### RECORDS TO USE

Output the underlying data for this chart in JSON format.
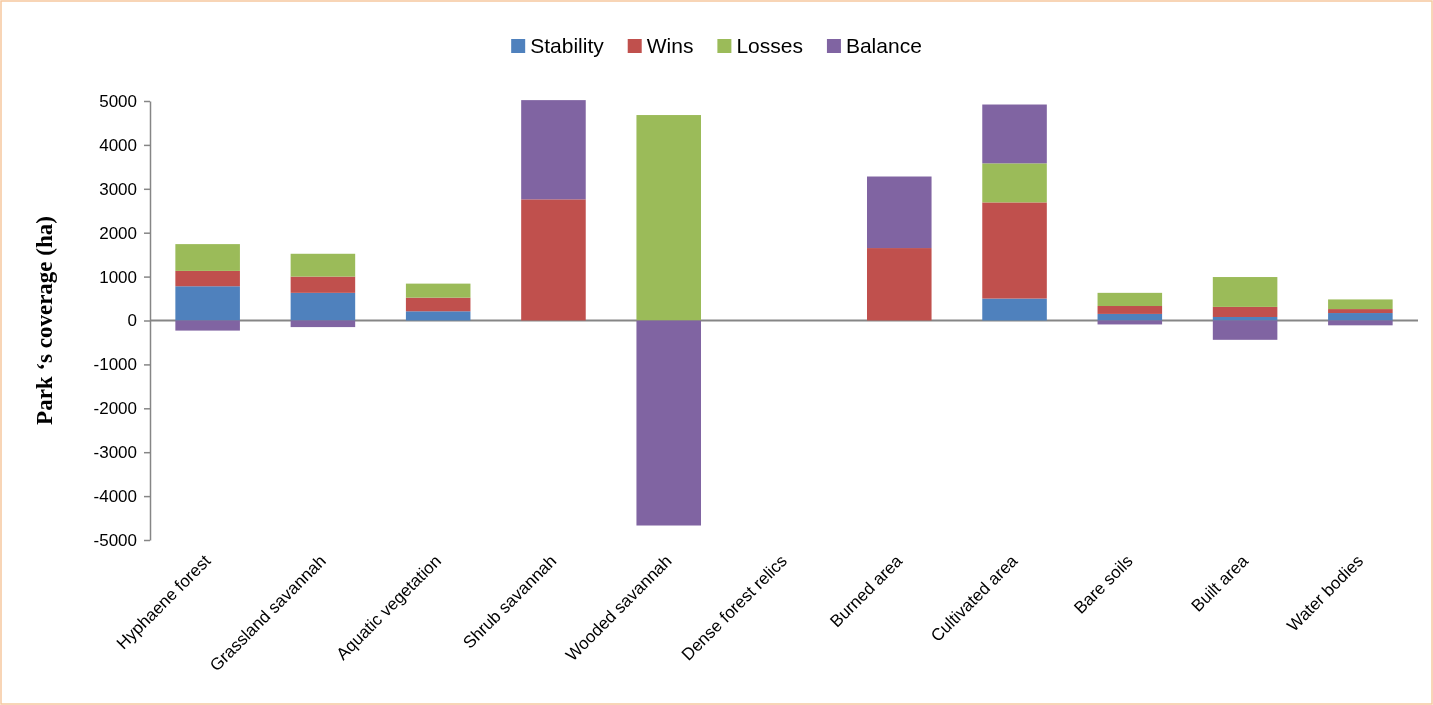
{
  "chart_data": {
    "type": "bar",
    "stacked": true,
    "ylabel": "Park ‘s coverage  (ha)",
    "legend": "top",
    "categories": [
      "Hyphaene forest",
      "Grassland savannah",
      "Aquatic vegetation",
      "Shrub savannah",
      "Wooded savannah",
      "Dense forest relics",
      "Burned area",
      "Cultivated area",
      "Bare soils",
      "Built area",
      "Water bodies"
    ],
    "ylim": [
      -5000,
      5000
    ],
    "yticks": [
      -5000,
      -4000,
      -3000,
      -2000,
      -1000,
      0,
      1000,
      2000,
      3000,
      4000,
      5000
    ],
    "series": [
      {
        "name": "Stability",
        "color": "#4f81bd",
        "values": [
          780,
          630,
          210,
          0,
          0,
          null,
          0,
          500,
          150,
          80,
          170
        ]
      },
      {
        "name": "Wins",
        "color": "#c0504d",
        "values": [
          350,
          370,
          310,
          2760,
          0,
          0,
          1650,
          2190,
          180,
          230,
          90
        ]
      },
      {
        "name": "Losses",
        "color": "#9bbb59",
        "values": [
          610,
          520,
          320,
          0,
          4680,
          0,
          0,
          890,
          300,
          680,
          220
        ]
      },
      {
        "name": "Balance",
        "color": "#8064a2",
        "values": [
          -230,
          -150,
          0,
          2260,
          -4670,
          0,
          1630,
          1340,
          -90,
          -440,
          -110
        ]
      }
    ]
  }
}
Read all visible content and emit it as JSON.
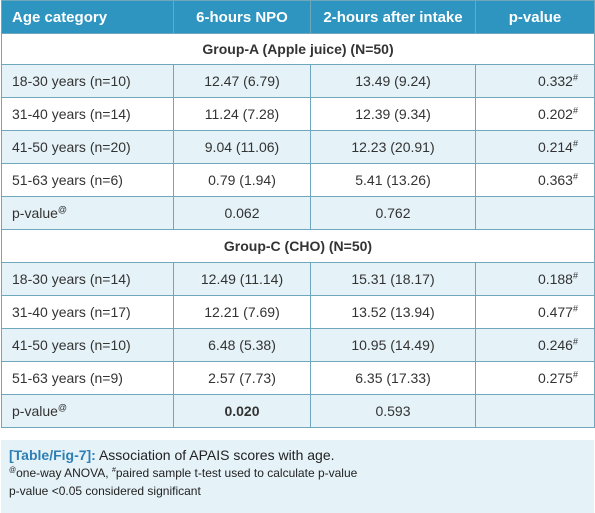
{
  "header": {
    "col1": "Age category",
    "col2": "6-hours NPO",
    "col3": "2-hours after intake",
    "col4": "p-value"
  },
  "groupA": {
    "title": "Group-A (Apple juice) (N=50)",
    "rows": [
      {
        "age": "18-30 years (n=10)",
        "npo": "12.47 (6.79)",
        "after": "13.49 (9.24)",
        "p": "0.332",
        "mark": "#"
      },
      {
        "age": "31-40 years (n=14)",
        "npo": "11.24 (7.28)",
        "after": "12.39 (9.34)",
        "p": "0.202",
        "mark": "#"
      },
      {
        "age": "41-50 years (n=20)",
        "npo": "9.04 (11.06)",
        "after": "12.23 (20.91)",
        "p": "0.214",
        "mark": "#"
      },
      {
        "age": "51-63 years (n=6)",
        "npo": "0.79 (1.94)",
        "after": "5.41 (13.26)",
        "p": "0.363",
        "mark": "#"
      }
    ],
    "pvalue": {
      "label": "p-value",
      "mark": "@",
      "npo": "0.062",
      "after": "0.762"
    }
  },
  "groupC": {
    "title": "Group-C (CHO) (N=50)",
    "rows": [
      {
        "age": "18-30 years (n=14)",
        "npo": "12.49 (11.14)",
        "after": "15.31 (18.17)",
        "p": "0.188",
        "mark": "#"
      },
      {
        "age": "31-40 years (n=17)",
        "npo": "12.21 (7.69)",
        "after": "13.52 (13.94)",
        "p": "0.477",
        "mark": "#"
      },
      {
        "age": "41-50 years (n=10)",
        "npo": "6.48 (5.38)",
        "after": "10.95 (14.49)",
        "p": "0.246",
        "mark": "#"
      },
      {
        "age": "51-63 years (n=9)",
        "npo": "2.57 (7.73)",
        "after": "6.35 (17.33)",
        "p": "0.275",
        "mark": "#"
      }
    ],
    "pvalue": {
      "label": "p-value",
      "mark": "@",
      "npo": "0.020",
      "after": "0.593"
    }
  },
  "caption": {
    "tag": "[Table/Fig-7]:",
    "title": "Association of APAIS scores with age.",
    "note1_mark_a": "@",
    "note1_a": "one-way ANOVA, ",
    "note1_mark_b": "#",
    "note1_b": "paired sample t-test used to calculate p-value",
    "note2": "p-value <0.05 considered significant"
  },
  "colors": {
    "header_bg": "#2e95c1",
    "shade": "#e5f2f8",
    "border": "#6fa8bd",
    "caption_tag": "#2e7fb5"
  }
}
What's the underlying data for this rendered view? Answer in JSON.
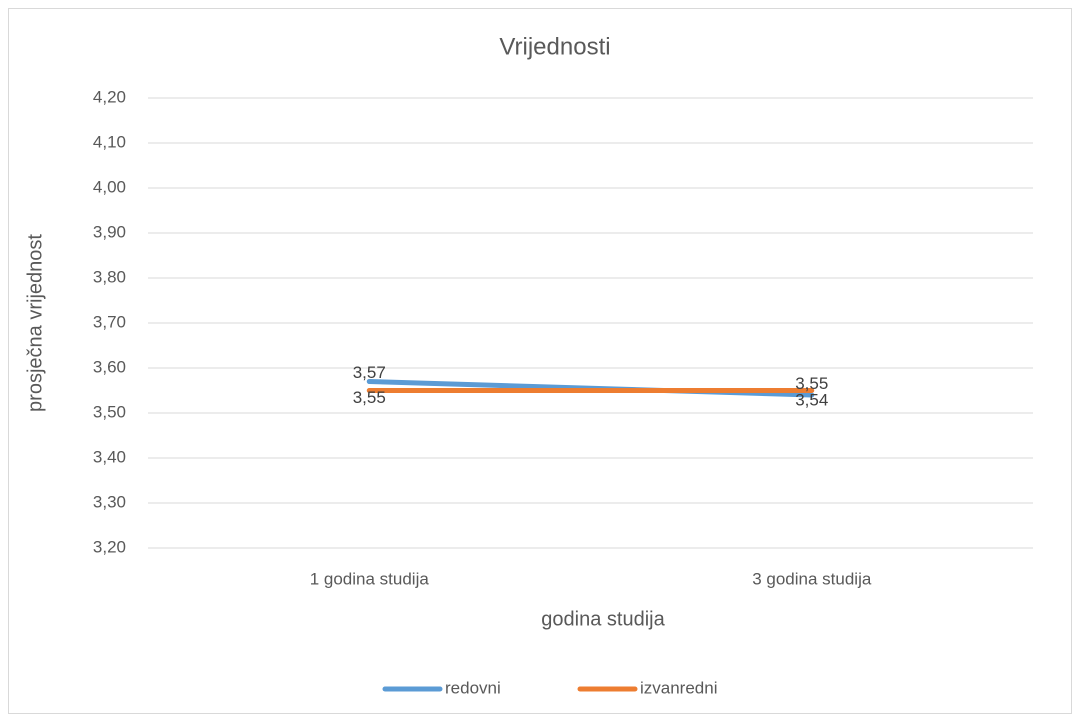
{
  "chart_data": {
    "type": "line",
    "title": "Vrijednosti",
    "x_label": "godina studija",
    "y_label": "prosječna vrijednost",
    "categories": [
      "1 godina studija",
      "3 godina studija"
    ],
    "series": [
      {
        "name": "redovni",
        "color": "#5b9bd5",
        "values": [
          3.57,
          3.54
        ],
        "value_labels": [
          "3,57",
          "3,54"
        ]
      },
      {
        "name": "izvanredni",
        "color": "#ed7d31",
        "values": [
          3.55,
          3.55
        ],
        "value_labels": [
          "3,55",
          "3,55"
        ]
      }
    ],
    "ylim": [
      3.2,
      4.2
    ],
    "yticks": [
      {
        "value": 3.2,
        "label": "3,20"
      },
      {
        "value": 3.3,
        "label": "3,30"
      },
      {
        "value": 3.4,
        "label": "3,40"
      },
      {
        "value": 3.5,
        "label": "3,50"
      },
      {
        "value": 3.6,
        "label": "3,60"
      },
      {
        "value": 3.7,
        "label": "3,70"
      },
      {
        "value": 3.8,
        "label": "3,80"
      },
      {
        "value": 3.9,
        "label": "3,90"
      },
      {
        "value": 4.0,
        "label": "4,00"
      },
      {
        "value": 4.1,
        "label": "4,10"
      },
      {
        "value": 4.2,
        "label": "4,20"
      }
    ],
    "grid": true,
    "legend": "bottom"
  }
}
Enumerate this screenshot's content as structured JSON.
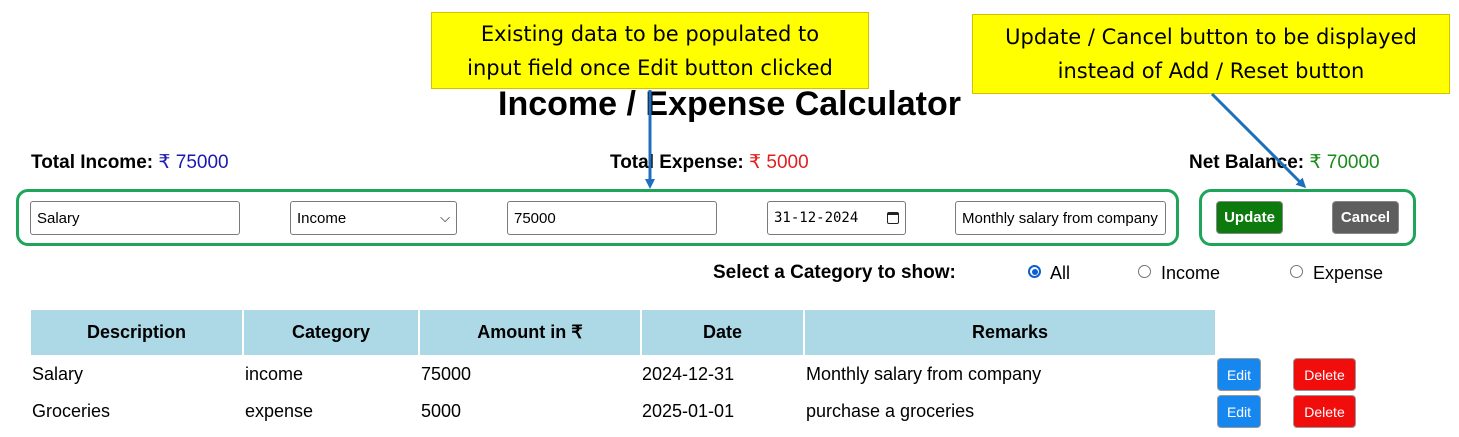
{
  "page_title": "Income / Expense Calculator",
  "totals": {
    "income_label": "Total Income:",
    "income_value": "₹ 75000",
    "expense_label": "Total Expense:",
    "expense_value": "₹ 5000",
    "net_label": "Net Balance:",
    "net_value": "₹ 70000",
    "colors": {
      "income": "#1a1ab3",
      "expense": "#e02020",
      "net": "#1a8a1a"
    }
  },
  "form": {
    "description_value": "Salary",
    "category_selected": "Income",
    "amount_value": "75000",
    "date_value": "31-12-2024",
    "remarks_value": "Monthly salary from company",
    "update_label": "Update",
    "cancel_label": "Cancel"
  },
  "filter": {
    "label": "Select a Category to show:",
    "options": [
      "All",
      "Income",
      "Expense"
    ],
    "selected": "All"
  },
  "table": {
    "headers": [
      "Description",
      "Category",
      "Amount in ₹",
      "Date",
      "Remarks"
    ],
    "rows": [
      {
        "description": "Salary",
        "category": "income",
        "amount": "75000",
        "date": "2024-12-31",
        "remarks": "Monthly salary from company",
        "edit": "Edit",
        "delete": "Delete"
      },
      {
        "description": "Groceries",
        "category": "expense",
        "amount": "5000",
        "date": "2025-01-01",
        "remarks": "purchase a groceries",
        "edit": "Edit",
        "delete": "Delete"
      }
    ]
  },
  "annotations": {
    "callout_left_line1": "Existing data to be populated to",
    "callout_left_line2": "input field once Edit button clicked",
    "callout_right_line1": "Update / Cancel button to be displayed",
    "callout_right_line2": "instead of Add / Reset button",
    "callout_color": "#ffff00",
    "frame_color": "#1ea55a",
    "arrow_color": "#1f6fbf"
  }
}
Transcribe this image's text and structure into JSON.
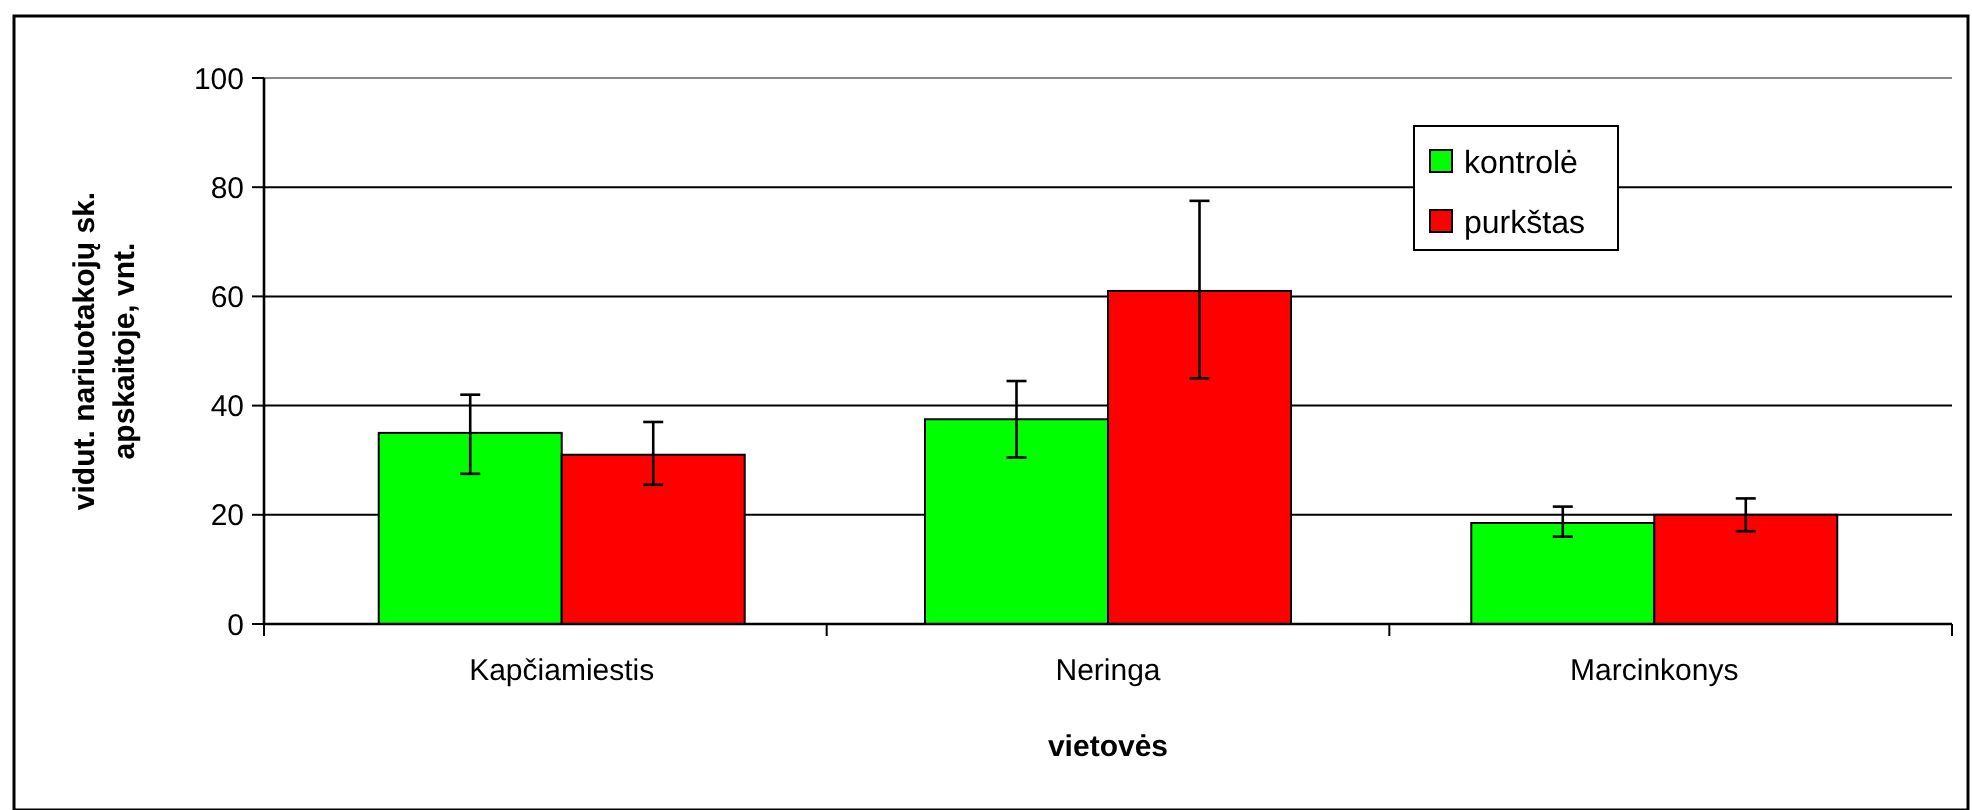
{
  "chart_data": {
    "type": "bar",
    "xlabel": "vietovės",
    "ylabel": "vidut. nariuotakojų sk. apskaitoje, vnt.",
    "categories": [
      "Kapčiamiestis",
      "Neringa",
      "Marcinkonys"
    ],
    "series": [
      {
        "name": "kontrolė",
        "color": "#00ff00",
        "values": [
          35,
          37.5,
          18.5
        ],
        "errors": [
          [
            27.5,
            42
          ],
          [
            30.5,
            44.5
          ],
          [
            16,
            21.5
          ]
        ]
      },
      {
        "name": "purkštas",
        "color": "#ff0000",
        "values": [
          31,
          61,
          20
        ],
        "errors": [
          [
            25.5,
            37
          ],
          [
            45,
            77.5
          ],
          [
            17,
            23
          ]
        ]
      }
    ],
    "ylim": [
      0,
      100
    ],
    "yticks": [
      0,
      20,
      40,
      60,
      80,
      100
    ],
    "grid": "y",
    "legend": "top right"
  }
}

### THE TASK
Return every line from the records above that holds the word "forest".

### EXERCISE ANSWER
      "Hyphaene forest",
      "Dense forest relics",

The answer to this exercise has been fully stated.